***** Records for this task

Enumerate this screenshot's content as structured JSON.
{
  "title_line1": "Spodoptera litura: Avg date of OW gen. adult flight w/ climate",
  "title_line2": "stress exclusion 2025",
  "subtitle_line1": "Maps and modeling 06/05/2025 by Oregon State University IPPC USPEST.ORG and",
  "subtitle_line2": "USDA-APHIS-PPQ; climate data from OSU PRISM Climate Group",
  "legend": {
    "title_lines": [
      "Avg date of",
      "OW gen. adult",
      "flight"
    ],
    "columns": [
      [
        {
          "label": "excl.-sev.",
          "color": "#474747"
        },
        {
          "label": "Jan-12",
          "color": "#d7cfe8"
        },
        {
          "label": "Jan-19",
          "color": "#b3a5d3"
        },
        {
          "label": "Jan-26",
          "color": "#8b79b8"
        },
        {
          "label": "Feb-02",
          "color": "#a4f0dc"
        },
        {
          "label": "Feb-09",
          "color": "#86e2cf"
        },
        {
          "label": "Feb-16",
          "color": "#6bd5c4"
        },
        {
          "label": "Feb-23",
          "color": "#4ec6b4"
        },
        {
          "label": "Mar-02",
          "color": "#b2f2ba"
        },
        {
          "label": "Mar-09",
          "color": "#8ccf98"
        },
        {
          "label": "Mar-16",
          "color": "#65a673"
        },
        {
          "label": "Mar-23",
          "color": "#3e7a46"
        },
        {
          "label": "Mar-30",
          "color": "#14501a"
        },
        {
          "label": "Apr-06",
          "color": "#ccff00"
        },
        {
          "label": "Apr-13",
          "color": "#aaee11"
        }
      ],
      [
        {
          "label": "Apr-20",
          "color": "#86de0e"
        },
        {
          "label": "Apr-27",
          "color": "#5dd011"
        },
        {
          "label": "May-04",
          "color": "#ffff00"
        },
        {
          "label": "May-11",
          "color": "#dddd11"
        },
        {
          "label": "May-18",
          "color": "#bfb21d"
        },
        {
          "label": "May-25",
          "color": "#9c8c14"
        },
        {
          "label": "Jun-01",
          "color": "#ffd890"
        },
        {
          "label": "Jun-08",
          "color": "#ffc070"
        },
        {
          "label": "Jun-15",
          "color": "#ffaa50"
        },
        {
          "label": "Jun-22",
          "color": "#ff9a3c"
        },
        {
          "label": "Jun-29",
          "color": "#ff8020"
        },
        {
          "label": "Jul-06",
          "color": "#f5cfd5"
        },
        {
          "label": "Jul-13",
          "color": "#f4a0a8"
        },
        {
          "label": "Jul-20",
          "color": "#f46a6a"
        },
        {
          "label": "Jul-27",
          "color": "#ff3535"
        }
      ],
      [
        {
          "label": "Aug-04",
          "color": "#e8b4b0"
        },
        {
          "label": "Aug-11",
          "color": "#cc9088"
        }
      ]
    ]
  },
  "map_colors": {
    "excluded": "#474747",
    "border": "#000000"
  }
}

**********
***** Records for this task

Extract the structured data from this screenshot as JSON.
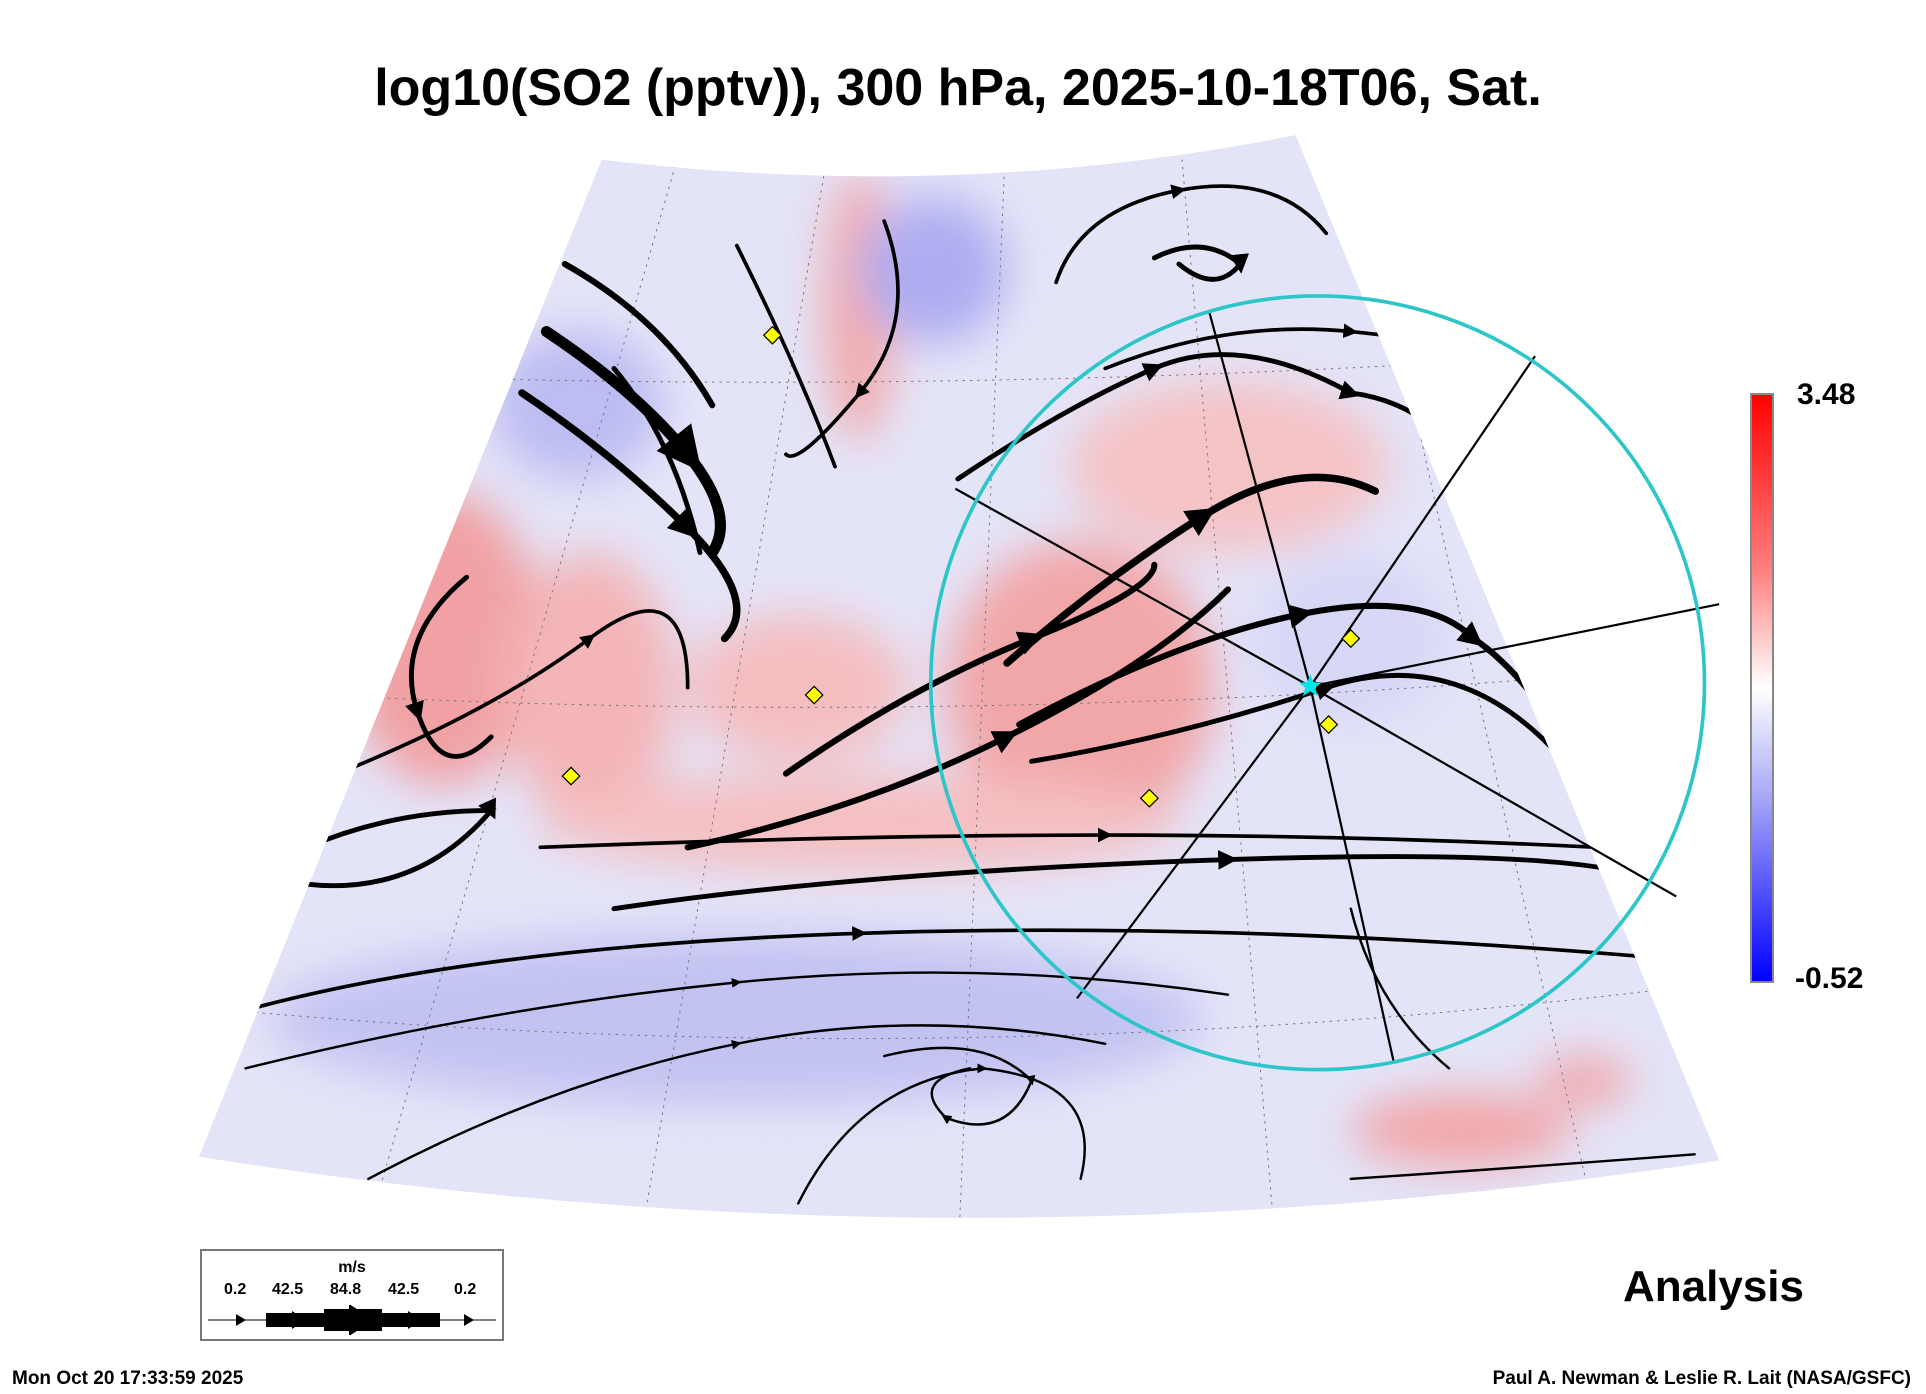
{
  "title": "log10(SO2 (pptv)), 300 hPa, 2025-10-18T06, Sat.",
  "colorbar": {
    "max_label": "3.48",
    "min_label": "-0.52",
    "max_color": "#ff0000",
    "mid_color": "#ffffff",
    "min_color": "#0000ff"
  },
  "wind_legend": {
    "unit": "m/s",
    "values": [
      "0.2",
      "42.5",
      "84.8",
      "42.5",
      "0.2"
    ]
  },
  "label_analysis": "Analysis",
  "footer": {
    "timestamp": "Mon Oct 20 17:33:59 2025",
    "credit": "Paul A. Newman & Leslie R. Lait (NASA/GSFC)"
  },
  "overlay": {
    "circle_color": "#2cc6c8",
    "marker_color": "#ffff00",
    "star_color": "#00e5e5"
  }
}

**********
***** Records for this task

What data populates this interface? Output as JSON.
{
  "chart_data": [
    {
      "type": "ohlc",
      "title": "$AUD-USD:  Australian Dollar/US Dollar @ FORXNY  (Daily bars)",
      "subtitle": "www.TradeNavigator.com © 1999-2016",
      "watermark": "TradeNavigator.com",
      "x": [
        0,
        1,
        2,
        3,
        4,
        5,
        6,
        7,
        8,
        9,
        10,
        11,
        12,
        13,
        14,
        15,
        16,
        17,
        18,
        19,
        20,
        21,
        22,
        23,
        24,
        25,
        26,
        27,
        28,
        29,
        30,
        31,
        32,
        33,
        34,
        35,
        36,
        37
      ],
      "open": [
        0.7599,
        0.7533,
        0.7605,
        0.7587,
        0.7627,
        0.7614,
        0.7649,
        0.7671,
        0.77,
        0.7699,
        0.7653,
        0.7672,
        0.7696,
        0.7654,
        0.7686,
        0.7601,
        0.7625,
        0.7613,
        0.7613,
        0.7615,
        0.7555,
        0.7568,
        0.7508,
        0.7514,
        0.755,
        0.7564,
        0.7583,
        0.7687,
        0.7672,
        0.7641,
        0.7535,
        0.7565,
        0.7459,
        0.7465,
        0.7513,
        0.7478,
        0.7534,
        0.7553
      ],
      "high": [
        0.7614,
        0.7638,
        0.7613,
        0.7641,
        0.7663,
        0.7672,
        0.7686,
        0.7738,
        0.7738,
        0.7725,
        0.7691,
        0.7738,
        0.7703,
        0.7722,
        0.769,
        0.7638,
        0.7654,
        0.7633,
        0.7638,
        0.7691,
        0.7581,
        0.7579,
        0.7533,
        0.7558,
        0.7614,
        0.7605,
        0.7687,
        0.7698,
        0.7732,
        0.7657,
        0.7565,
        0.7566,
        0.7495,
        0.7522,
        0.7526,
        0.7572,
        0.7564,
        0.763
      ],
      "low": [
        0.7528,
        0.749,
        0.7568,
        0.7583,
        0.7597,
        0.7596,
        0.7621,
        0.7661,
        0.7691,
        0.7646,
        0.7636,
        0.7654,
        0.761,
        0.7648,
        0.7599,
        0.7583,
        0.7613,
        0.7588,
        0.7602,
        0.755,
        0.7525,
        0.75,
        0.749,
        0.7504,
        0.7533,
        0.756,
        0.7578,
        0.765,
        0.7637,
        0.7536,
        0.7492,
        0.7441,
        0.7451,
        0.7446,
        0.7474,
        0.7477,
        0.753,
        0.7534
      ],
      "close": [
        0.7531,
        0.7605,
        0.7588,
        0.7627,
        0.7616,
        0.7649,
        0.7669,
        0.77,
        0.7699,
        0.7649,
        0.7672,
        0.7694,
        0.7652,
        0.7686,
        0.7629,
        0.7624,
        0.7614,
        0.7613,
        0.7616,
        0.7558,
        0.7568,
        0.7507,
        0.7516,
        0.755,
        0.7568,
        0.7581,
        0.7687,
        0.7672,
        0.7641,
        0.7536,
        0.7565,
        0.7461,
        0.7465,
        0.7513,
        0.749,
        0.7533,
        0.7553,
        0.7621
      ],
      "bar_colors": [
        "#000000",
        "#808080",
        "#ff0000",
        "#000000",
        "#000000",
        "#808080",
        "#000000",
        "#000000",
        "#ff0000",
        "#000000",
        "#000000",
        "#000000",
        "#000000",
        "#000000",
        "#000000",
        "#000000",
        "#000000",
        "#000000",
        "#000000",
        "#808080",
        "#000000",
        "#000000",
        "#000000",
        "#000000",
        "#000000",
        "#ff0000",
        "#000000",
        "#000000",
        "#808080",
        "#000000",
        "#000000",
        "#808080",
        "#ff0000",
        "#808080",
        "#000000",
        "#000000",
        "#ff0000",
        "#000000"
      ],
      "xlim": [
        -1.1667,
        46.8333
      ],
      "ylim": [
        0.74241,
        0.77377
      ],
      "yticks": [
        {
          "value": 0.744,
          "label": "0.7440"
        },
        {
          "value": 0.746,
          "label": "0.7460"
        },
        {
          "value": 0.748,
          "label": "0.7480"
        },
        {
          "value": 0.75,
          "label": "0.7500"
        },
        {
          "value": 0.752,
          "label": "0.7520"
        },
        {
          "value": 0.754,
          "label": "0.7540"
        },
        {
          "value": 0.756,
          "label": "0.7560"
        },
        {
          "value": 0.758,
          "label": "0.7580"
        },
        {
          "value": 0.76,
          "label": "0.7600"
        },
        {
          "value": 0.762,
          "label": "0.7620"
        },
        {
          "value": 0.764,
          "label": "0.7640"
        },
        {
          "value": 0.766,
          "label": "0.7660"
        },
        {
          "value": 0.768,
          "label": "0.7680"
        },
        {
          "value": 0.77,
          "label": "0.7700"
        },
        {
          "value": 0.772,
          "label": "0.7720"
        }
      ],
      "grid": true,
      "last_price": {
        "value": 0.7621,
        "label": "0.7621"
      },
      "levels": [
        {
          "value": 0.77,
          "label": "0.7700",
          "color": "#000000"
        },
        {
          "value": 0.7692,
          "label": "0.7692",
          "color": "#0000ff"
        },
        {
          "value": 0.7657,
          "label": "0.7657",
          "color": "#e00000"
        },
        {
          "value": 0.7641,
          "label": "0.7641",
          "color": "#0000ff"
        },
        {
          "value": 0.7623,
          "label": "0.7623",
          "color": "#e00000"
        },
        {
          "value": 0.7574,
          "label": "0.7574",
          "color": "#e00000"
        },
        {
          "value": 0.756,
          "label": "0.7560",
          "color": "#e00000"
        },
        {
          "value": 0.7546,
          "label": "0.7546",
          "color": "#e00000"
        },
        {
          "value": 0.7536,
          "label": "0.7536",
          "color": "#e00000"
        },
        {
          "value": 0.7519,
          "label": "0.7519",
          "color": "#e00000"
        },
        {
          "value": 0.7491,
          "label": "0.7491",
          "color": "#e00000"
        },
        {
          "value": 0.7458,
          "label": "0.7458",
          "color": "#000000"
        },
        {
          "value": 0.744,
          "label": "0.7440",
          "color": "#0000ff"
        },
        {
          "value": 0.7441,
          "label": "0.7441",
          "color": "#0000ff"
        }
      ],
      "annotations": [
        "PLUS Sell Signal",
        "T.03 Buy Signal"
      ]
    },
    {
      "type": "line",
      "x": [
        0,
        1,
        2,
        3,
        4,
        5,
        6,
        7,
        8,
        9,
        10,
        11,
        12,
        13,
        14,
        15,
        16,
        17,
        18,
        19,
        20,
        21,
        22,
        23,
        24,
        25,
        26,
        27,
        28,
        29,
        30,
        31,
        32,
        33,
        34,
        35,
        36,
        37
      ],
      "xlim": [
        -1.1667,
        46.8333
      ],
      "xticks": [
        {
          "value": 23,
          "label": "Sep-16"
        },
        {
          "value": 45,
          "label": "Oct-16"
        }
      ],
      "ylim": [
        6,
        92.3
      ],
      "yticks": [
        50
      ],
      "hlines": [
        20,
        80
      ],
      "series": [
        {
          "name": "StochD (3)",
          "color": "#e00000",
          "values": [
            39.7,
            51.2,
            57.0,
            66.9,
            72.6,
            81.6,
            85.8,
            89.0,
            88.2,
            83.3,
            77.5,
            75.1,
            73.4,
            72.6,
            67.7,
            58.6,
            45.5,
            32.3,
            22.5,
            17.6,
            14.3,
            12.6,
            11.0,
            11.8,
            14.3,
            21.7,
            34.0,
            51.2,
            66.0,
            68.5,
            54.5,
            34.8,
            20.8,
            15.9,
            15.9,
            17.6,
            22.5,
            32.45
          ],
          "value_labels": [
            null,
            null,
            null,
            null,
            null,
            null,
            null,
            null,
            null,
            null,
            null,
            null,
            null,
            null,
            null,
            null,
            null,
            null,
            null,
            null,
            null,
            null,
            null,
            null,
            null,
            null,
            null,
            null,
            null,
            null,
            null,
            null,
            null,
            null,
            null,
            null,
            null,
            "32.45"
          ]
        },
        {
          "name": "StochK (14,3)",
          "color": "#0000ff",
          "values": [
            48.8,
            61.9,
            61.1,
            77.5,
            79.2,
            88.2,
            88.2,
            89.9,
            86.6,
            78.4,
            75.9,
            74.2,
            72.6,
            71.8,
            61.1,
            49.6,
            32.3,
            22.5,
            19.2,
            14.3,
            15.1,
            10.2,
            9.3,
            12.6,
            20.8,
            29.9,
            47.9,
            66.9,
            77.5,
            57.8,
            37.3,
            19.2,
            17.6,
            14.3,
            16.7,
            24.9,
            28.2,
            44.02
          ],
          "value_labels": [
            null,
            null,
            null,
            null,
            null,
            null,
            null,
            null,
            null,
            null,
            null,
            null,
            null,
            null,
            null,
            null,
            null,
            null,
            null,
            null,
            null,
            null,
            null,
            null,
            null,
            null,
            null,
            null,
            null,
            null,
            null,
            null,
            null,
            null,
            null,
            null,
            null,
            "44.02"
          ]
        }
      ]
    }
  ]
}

**********

**Directions:**
Provide only the number of lines in the entries that hold the word "from".

**Expected answer:**
2